PROVIDED RECORDS

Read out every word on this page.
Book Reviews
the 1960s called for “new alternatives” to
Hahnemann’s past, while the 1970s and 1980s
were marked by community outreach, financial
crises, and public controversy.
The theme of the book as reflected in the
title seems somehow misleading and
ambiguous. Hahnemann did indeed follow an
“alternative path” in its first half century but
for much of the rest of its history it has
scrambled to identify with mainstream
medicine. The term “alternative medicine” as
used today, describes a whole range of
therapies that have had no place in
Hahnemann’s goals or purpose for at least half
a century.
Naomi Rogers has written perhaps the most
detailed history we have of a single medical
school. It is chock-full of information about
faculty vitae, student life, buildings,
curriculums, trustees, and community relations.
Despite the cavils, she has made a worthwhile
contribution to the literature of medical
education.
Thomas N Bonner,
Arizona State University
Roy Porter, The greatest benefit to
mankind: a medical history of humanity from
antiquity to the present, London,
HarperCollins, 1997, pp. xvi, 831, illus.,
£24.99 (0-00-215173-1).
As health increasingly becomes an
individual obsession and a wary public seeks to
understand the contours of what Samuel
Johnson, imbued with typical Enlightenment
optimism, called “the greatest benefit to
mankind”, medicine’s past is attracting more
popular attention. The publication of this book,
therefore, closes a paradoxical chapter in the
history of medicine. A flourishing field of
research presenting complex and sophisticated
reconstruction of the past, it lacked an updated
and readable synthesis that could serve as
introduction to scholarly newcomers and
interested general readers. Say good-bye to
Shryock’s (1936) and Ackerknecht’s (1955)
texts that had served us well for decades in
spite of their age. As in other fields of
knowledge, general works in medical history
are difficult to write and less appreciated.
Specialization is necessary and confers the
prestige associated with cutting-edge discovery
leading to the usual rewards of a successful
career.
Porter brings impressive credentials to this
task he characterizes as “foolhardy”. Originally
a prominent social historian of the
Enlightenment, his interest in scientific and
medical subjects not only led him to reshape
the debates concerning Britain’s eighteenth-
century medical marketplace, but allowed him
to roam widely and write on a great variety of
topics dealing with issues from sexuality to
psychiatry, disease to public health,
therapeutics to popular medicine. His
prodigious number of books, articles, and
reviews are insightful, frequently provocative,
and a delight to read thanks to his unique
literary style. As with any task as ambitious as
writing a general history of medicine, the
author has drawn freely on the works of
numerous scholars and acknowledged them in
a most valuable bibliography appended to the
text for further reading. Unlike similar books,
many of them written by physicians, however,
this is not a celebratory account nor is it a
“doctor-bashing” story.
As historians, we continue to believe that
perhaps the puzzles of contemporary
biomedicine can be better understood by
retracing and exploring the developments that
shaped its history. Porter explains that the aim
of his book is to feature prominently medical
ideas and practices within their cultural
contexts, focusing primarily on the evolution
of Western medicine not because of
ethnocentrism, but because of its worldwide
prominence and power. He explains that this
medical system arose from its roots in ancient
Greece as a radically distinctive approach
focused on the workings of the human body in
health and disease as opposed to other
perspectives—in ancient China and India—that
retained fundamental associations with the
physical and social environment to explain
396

DIRECTIONS FOR THIS TASK
Transcribe every entry verbatim.

REPLY TO THE TASK
Read out every word on this page.
Book Reviews
the 1960s called for “new alternatives” to
Hahnemann’s past, while the 1970s and 1980s
were marked by community outreach, financial
crises, and public controversy.
The theme of the book as reflected in the
title seems somehow misleading and
ambiguous. Hahnemann did indeed follow an
“alternative path” in its first half century but
for much of the rest of its history it has
scrambled to identify with mainstream
medicine. The term “alternative medicine” as
used today, describes a whole range of
therapies that have had no place in
Hahnemann’s goals or purpose for at least half
a century.
Naomi Rogers has written perhaps the most
detailed history we have of a single medical
school. It is chock-full of information about
faculty vitae, student life, buildings,
curriculums, trustees, and community relations.
Despite the cavils, she has made a worthwhile
contribution to the literature of medical
education.
Thomas N Bonner,
Arizona State University
Roy Porter, The greatest benefit to
mankind: a medical history of humanity from
antiquity to the present, London,
HarperCollins, 1997, pp. xvi, 831, illus.,
£24.99 (0-00-215173-1).
As health increasingly becomes an
individual obsession and a wary public seeks to
understand the contours of what Samuel
Johnson, imbued with typical Enlightenment
optimism, called “the greatest benefit to
mankind”, medicine’s past is attracting more
popular attention. The publication of this book,
therefore, closes a paradoxical chapter in the
history of medicine. A flourishing field of
research presenting complex and sophisticated
reconstruction of the past, it lacked an updated
and readable synthesis that could serve as
introduction to scholarly newcomers and
interested general readers. Say good-bye to
Shryock’s (1936) and Ackerknecht’s (1955)
texts that had served us well for decades in
spite of their age. As in other fields of
knowledge, general works in medical history
are difficult to write and less appreciated.
Specialization is necessary and confers the
prestige associated with cutting-edge discovery
leading to the usual rewards of a successful
career.
Porter brings impressive credentials to this
task he characterizes as “foolhardy”. Originally
a prominent social historian of the
Enlightenment, his interest in scientific and
medical subjects not only led him to reshape
the debates concerning Britain’s eighteenth-
century medical marketplace, but allowed him
to roam widely and write on a great variety of
topics dealing with issues from sexuality to
psychiatry, disease to public health,
therapeutics to popular medicine. His
prodigious number of books, articles, and
reviews are insightful, frequently provocative,
and a delight to read thanks to his unique
literary style. As with any task as ambitious as
writing a general history of medicine, the
author has drawn freely on the works of
numerous scholars and acknowledged them in
a most valuable bibliography appended to the
text for further reading. Unlike similar books,
many of them written by physicians, however,
this is not a celebratory account nor is it a
“doctor-bashing” story.
As historians, we continue to believe that
perhaps the puzzles of contemporary
biomedicine can be better understood by
retracing and exploring the developments that
shaped its history. Porter explains that the aim
of his book is to feature prominently medical
ideas and practices within their cultural
contexts, focusing primarily on the evolution
of Western medicine not because of
ethnocentrism, but because of its worldwide
prominence and power. He explains that this
medical system arose from its roots in ancient
Greece as a radically distinctive approach
focused on the workings of the human body in
health and disease as opposed to other
perspectives—in ancient China and India—that
retained fundamental associations with the
physical and social environment to explain
396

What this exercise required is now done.